> [TASK BRIEF]: The records below hold pictures; please leave those out and retype the rest exactly.

--- START ---

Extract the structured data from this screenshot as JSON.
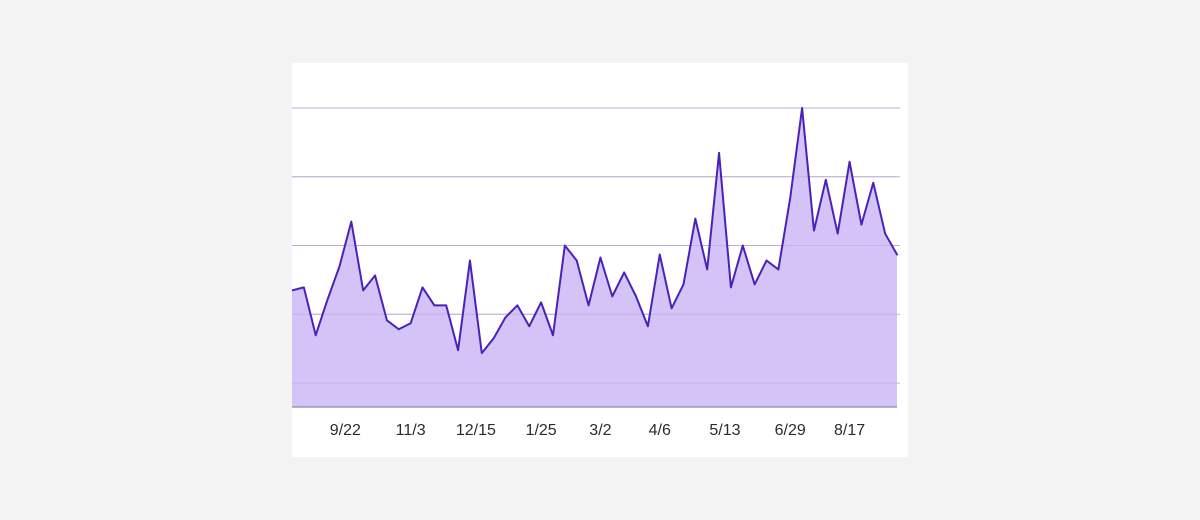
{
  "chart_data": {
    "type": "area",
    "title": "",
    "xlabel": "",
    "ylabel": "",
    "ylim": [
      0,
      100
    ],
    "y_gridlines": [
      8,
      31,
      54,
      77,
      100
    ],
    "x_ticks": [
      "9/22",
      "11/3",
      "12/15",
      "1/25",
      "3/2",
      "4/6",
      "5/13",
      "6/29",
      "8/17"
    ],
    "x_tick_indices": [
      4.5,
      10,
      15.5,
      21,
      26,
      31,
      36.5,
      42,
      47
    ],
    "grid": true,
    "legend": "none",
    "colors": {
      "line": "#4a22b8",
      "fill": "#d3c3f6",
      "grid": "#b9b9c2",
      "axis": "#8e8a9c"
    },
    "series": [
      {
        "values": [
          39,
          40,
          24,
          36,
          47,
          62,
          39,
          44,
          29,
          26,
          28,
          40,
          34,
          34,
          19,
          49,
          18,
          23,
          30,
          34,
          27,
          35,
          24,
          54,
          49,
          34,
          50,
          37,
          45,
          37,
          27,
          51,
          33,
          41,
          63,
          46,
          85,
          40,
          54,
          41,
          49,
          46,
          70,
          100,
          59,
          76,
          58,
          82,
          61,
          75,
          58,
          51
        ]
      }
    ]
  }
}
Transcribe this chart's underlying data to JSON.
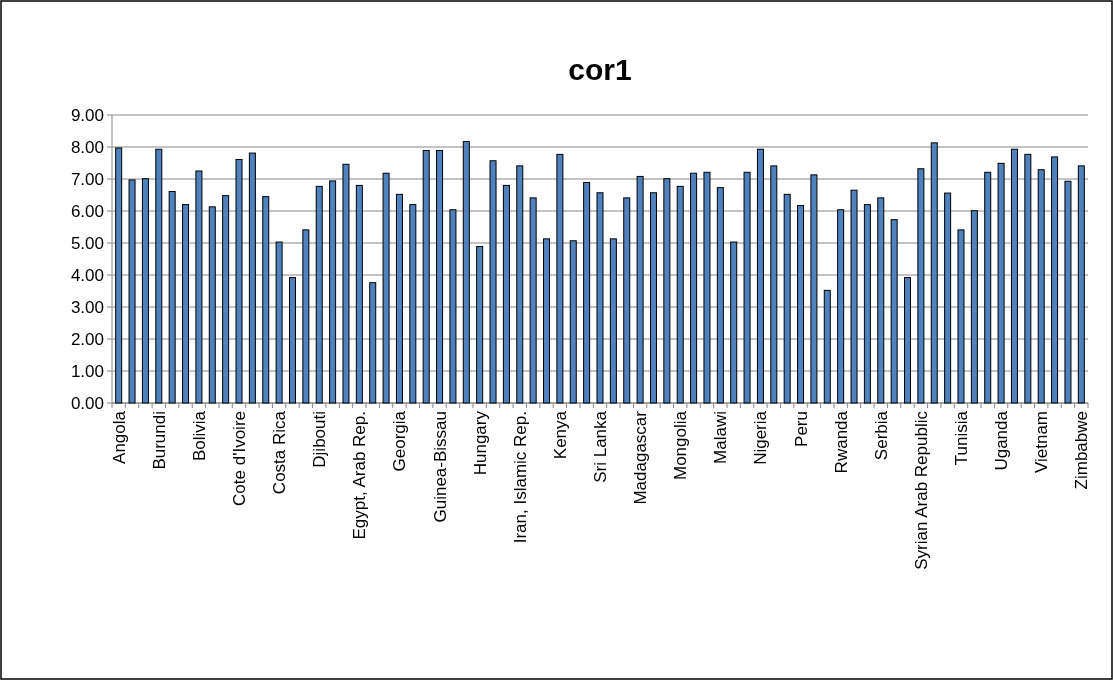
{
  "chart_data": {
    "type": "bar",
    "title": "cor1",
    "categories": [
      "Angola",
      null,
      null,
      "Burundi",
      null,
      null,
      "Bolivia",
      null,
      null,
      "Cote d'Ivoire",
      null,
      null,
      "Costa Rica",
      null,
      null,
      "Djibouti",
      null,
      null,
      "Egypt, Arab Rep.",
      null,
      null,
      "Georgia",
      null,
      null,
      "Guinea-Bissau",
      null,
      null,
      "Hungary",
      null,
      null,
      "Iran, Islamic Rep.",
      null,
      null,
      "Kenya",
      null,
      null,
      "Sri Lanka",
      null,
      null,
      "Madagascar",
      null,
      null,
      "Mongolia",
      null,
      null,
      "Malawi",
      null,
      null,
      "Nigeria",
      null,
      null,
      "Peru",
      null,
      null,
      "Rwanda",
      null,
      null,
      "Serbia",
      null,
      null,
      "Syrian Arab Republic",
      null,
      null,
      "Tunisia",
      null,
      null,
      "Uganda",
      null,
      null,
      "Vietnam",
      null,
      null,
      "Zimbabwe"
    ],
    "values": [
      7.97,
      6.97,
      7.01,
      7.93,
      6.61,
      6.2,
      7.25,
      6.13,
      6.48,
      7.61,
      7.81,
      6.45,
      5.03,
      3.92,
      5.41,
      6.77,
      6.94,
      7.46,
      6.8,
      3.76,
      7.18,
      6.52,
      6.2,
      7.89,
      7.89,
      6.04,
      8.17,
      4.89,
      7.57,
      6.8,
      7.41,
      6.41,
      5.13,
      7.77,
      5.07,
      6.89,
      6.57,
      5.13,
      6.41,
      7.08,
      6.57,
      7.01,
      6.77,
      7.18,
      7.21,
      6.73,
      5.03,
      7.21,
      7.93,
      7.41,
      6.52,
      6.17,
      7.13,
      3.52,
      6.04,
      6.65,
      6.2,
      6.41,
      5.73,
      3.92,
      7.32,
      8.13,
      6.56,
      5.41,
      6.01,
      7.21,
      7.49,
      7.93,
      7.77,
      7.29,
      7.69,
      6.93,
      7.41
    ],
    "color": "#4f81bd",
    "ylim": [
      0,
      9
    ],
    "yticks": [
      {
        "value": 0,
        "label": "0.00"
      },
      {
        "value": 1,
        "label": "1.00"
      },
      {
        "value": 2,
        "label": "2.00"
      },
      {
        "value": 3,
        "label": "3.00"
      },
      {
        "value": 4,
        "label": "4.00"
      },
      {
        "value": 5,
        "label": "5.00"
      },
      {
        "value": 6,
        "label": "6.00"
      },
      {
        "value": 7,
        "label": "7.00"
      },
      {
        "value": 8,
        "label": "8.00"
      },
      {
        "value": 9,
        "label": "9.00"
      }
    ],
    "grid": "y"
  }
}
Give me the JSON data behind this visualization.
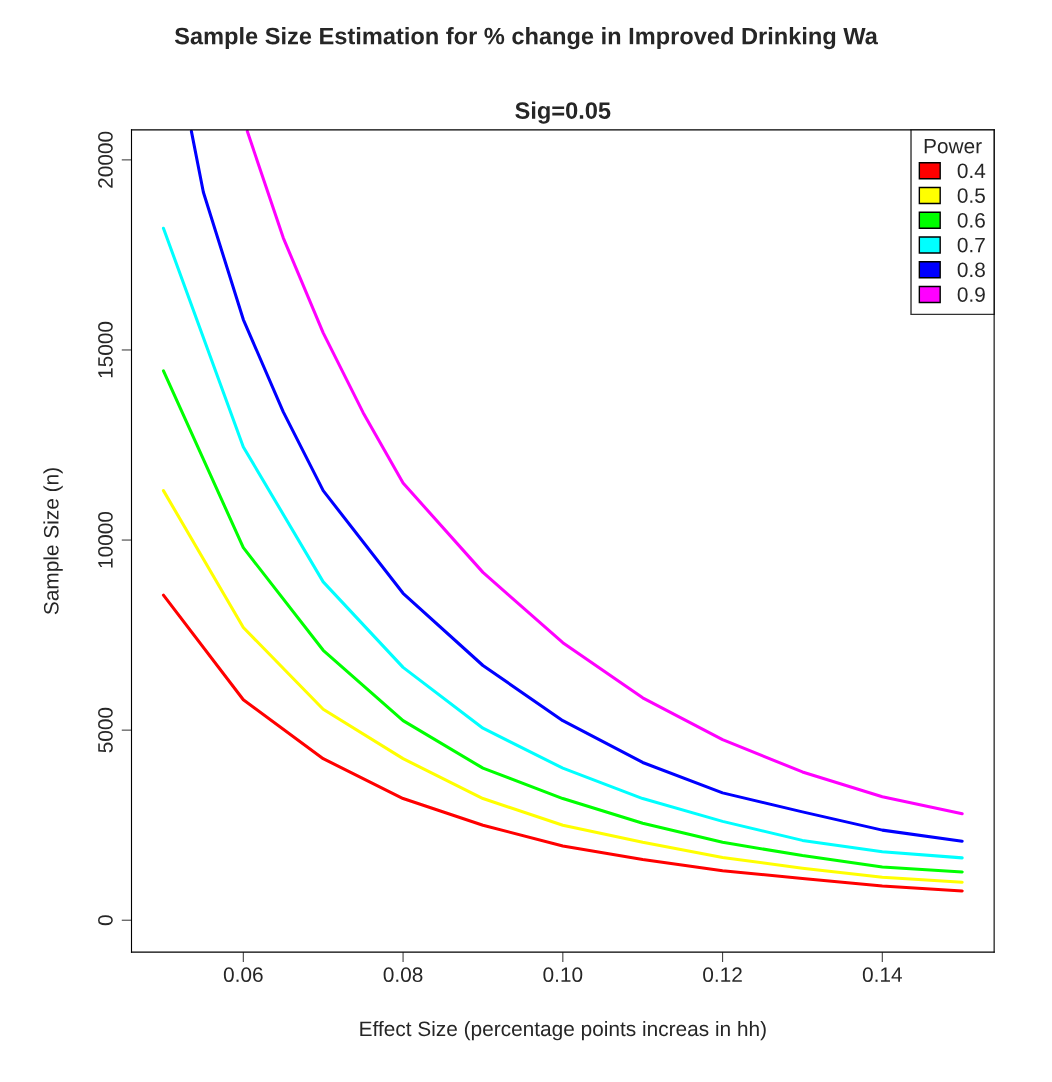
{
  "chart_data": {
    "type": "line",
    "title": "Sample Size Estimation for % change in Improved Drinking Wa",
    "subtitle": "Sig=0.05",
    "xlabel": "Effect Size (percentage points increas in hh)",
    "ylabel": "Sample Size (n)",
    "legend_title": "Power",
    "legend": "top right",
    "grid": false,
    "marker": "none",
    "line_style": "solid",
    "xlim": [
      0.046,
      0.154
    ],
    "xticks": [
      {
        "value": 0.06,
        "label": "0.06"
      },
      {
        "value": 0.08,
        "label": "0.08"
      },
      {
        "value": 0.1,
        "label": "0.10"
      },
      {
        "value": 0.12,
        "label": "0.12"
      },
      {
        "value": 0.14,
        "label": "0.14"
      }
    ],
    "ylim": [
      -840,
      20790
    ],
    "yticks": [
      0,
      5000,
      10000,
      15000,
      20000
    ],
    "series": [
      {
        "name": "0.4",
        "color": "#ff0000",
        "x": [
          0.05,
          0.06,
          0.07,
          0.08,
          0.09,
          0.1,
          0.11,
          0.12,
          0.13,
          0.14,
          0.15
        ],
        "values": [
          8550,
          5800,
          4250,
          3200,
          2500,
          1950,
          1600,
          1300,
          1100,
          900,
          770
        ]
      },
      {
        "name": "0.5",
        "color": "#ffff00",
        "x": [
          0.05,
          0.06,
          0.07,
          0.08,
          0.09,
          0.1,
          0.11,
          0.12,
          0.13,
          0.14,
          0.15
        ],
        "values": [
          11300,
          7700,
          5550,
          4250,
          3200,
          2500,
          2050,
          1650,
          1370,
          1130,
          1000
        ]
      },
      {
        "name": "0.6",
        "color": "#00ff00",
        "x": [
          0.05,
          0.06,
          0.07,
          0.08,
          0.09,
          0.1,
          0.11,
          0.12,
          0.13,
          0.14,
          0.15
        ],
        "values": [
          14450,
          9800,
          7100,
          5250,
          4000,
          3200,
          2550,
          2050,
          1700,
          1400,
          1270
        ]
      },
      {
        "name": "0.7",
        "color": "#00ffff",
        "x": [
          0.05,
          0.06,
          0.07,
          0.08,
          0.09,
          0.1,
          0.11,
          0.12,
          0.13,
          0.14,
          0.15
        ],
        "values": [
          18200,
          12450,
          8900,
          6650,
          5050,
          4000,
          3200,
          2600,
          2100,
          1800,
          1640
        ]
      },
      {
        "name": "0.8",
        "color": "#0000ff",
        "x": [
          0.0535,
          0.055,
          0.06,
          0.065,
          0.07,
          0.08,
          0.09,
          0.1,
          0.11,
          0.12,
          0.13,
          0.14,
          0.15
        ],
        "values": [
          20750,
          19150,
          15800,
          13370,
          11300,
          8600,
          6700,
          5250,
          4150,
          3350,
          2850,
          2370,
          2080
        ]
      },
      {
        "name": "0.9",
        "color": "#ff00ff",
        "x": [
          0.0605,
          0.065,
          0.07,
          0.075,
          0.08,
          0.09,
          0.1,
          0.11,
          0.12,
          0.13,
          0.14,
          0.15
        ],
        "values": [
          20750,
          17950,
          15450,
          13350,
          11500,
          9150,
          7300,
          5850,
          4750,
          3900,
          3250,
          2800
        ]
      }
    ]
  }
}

--- END ---

> [ANSWER FOR THIS EXERCISE]:
Extract the structured data from this screenshot as JSON.
{
  "chart_data": {
    "type": "area",
    "title": "",
    "xlabel": "",
    "ylabel": "",
    "ylim": [
      0,
      100
    ],
    "y_gridlines": [
      8,
      31,
      54,
      77,
      100
    ],
    "x_ticks": [
      "9/22",
      "11/3",
      "12/15",
      "1/25",
      "3/2",
      "4/6",
      "5/13",
      "6/29",
      "8/17"
    ],
    "x_tick_indices": [
      4.5,
      10,
      15.5,
      21,
      26,
      31,
      36.5,
      42,
      47
    ],
    "grid": true,
    "legend": "none",
    "colors": {
      "line": "#4a22b8",
      "fill": "#d3c3f6",
      "grid": "#b9b9c2",
      "axis": "#8e8a9c"
    },
    "series": [
      {
        "values": [
          39,
          40,
          24,
          36,
          47,
          62,
          39,
          44,
          29,
          26,
          28,
          40,
          34,
          34,
          19,
          49,
          18,
          23,
          30,
          34,
          27,
          35,
          24,
          54,
          49,
          34,
          50,
          37,
          45,
          37,
          27,
          51,
          33,
          41,
          63,
          46,
          85,
          40,
          54,
          41,
          49,
          46,
          70,
          100,
          59,
          76,
          58,
          82,
          61,
          75,
          58,
          51
        ]
      }
    ]
  }
}
Transcribe this chart's underlying data to JSON.
{
  "chart_data": {
    "type": "bar",
    "title": "cor1",
    "categories": [
      "Angola",
      null,
      null,
      "Burundi",
      null,
      null,
      "Bolivia",
      null,
      null,
      "Cote d'Ivoire",
      null,
      null,
      "Costa Rica",
      null,
      null,
      "Djibouti",
      null,
      null,
      "Egypt, Arab Rep.",
      null,
      null,
      "Georgia",
      null,
      null,
      "Guinea-Bissau",
      null,
      null,
      "Hungary",
      null,
      null,
      "Iran, Islamic Rep.",
      null,
      null,
      "Kenya",
      null,
      null,
      "Sri Lanka",
      null,
      null,
      "Madagascar",
      null,
      null,
      "Mongolia",
      null,
      null,
      "Malawi",
      null,
      null,
      "Nigeria",
      null,
      null,
      "Peru",
      null,
      null,
      "Rwanda",
      null,
      null,
      "Serbia",
      null,
      null,
      "Syrian Arab Republic",
      null,
      null,
      "Tunisia",
      null,
      null,
      "Uganda",
      null,
      null,
      "Vietnam",
      null,
      null,
      "Zimbabwe"
    ],
    "values": [
      7.97,
      6.97,
      7.01,
      7.93,
      6.61,
      6.2,
      7.25,
      6.13,
      6.48,
      7.61,
      7.81,
      6.45,
      5.03,
      3.92,
      5.41,
      6.77,
      6.94,
      7.46,
      6.8,
      3.76,
      7.18,
      6.52,
      6.2,
      7.89,
      7.89,
      6.04,
      8.17,
      4.89,
      7.57,
      6.8,
      7.41,
      6.41,
      5.13,
      7.77,
      5.07,
      6.89,
      6.57,
      5.13,
      6.41,
      7.08,
      6.57,
      7.01,
      6.77,
      7.18,
      7.21,
      6.73,
      5.03,
      7.21,
      7.93,
      7.41,
      6.52,
      6.17,
      7.13,
      3.52,
      6.04,
      6.65,
      6.2,
      6.41,
      5.73,
      3.92,
      7.32,
      8.13,
      6.56,
      5.41,
      6.01,
      7.21,
      7.49,
      7.93,
      7.77,
      7.29,
      7.69,
      6.93,
      7.41
    ],
    "color": "#4f81bd",
    "ylim": [
      0,
      9
    ],
    "yticks": [
      {
        "value": 0,
        "label": "0.00"
      },
      {
        "value": 1,
        "label": "1.00"
      },
      {
        "value": 2,
        "label": "2.00"
      },
      {
        "value": 3,
        "label": "3.00"
      },
      {
        "value": 4,
        "label": "4.00"
      },
      {
        "value": 5,
        "label": "5.00"
      },
      {
        "value": 6,
        "label": "6.00"
      },
      {
        "value": 7,
        "label": "7.00"
      },
      {
        "value": 8,
        "label": "8.00"
      },
      {
        "value": 9,
        "label": "9.00"
      }
    ],
    "grid": "y"
  }
}
Give me the JSON data behind this visualization.
{
  "chart_data": {
    "type": "line",
    "title": "Sample Size Estimation for % change in Improved Drinking Wa",
    "subtitle": "Sig=0.05",
    "xlabel": "Effect Size (percentage points increas in hh)",
    "ylabel": "Sample Size (n)",
    "legend_title": "Power",
    "legend": "top right",
    "grid": false,
    "marker": "none",
    "line_style": "solid",
    "xlim": [
      0.046,
      0.154
    ],
    "xticks": [
      {
        "value": 0.06,
        "label": "0.06"
      },
      {
        "value": 0.08,
        "label": "0.08"
      },
      {
        "value": 0.1,
        "label": "0.10"
      },
      {
        "value": 0.12,
        "label": "0.12"
      },
      {
        "value": 0.14,
        "label": "0.14"
      }
    ],
    "ylim": [
      -840,
      20790
    ],
    "yticks": [
      0,
      5000,
      10000,
      15000,
      20000
    ],
    "series": [
      {
        "name": "0.4",
        "color": "#ff0000",
        "x": [
          0.05,
          0.06,
          0.07,
          0.08,
          0.09,
          0.1,
          0.11,
          0.12,
          0.13,
          0.14,
          0.15
        ],
        "values": [
          8550,
          5800,
          4250,
          3200,
          2500,
          1950,
          1600,
          1300,
          1100,
          900,
          770
        ]
      },
      {
        "name": "0.5",
        "color": "#ffff00",
        "x": [
          0.05,
          0.06,
          0.07,
          0.08,
          0.09,
          0.1,
          0.11,
          0.12,
          0.13,
          0.14,
          0.15
        ],
        "values": [
          11300,
          7700,
          5550,
          4250,
          3200,
          2500,
          2050,
          1650,
          1370,
          1130,
          1000
        ]
      },
      {
        "name": "0.6",
        "color": "#00ff00",
        "x": [
          0.05,
          0.06,
          0.07,
          0.08,
          0.09,
          0.1,
          0.11,
          0.12,
          0.13,
          0.14,
          0.15
        ],
        "values": [
          14450,
          9800,
          7100,
          5250,
          4000,
          3200,
          2550,
          2050,
          1700,
          1400,
          1270
        ]
      },
      {
        "name": "0.7",
        "color": "#00ffff",
        "x": [
          0.05,
          0.06,
          0.07,
          0.08,
          0.09,
          0.1,
          0.11,
          0.12,
          0.13,
          0.14,
          0.15
        ],
        "values": [
          18200,
          12450,
          8900,
          6650,
          5050,
          4000,
          3200,
          2600,
          2100,
          1800,
          1640
        ]
      },
      {
        "name": "0.8",
        "color": "#0000ff",
        "x": [
          0.0535,
          0.055,
          0.06,
          0.065,
          0.07,
          0.08,
          0.09,
          0.1,
          0.11,
          0.12,
          0.13,
          0.14,
          0.15
        ],
        "values": [
          20750,
          19150,
          15800,
          13370,
          11300,
          8600,
          6700,
          5250,
          4150,
          3350,
          2850,
          2370,
          2080
        ]
      },
      {
        "name": "0.9",
        "color": "#ff00ff",
        "x": [
          0.0605,
          0.065,
          0.07,
          0.075,
          0.08,
          0.09,
          0.1,
          0.11,
          0.12,
          0.13,
          0.14,
          0.15
        ],
        "values": [
          20750,
          17950,
          15450,
          13350,
          11500,
          9150,
          7300,
          5850,
          4750,
          3900,
          3250,
          2800
        ]
      }
    ]
  }
}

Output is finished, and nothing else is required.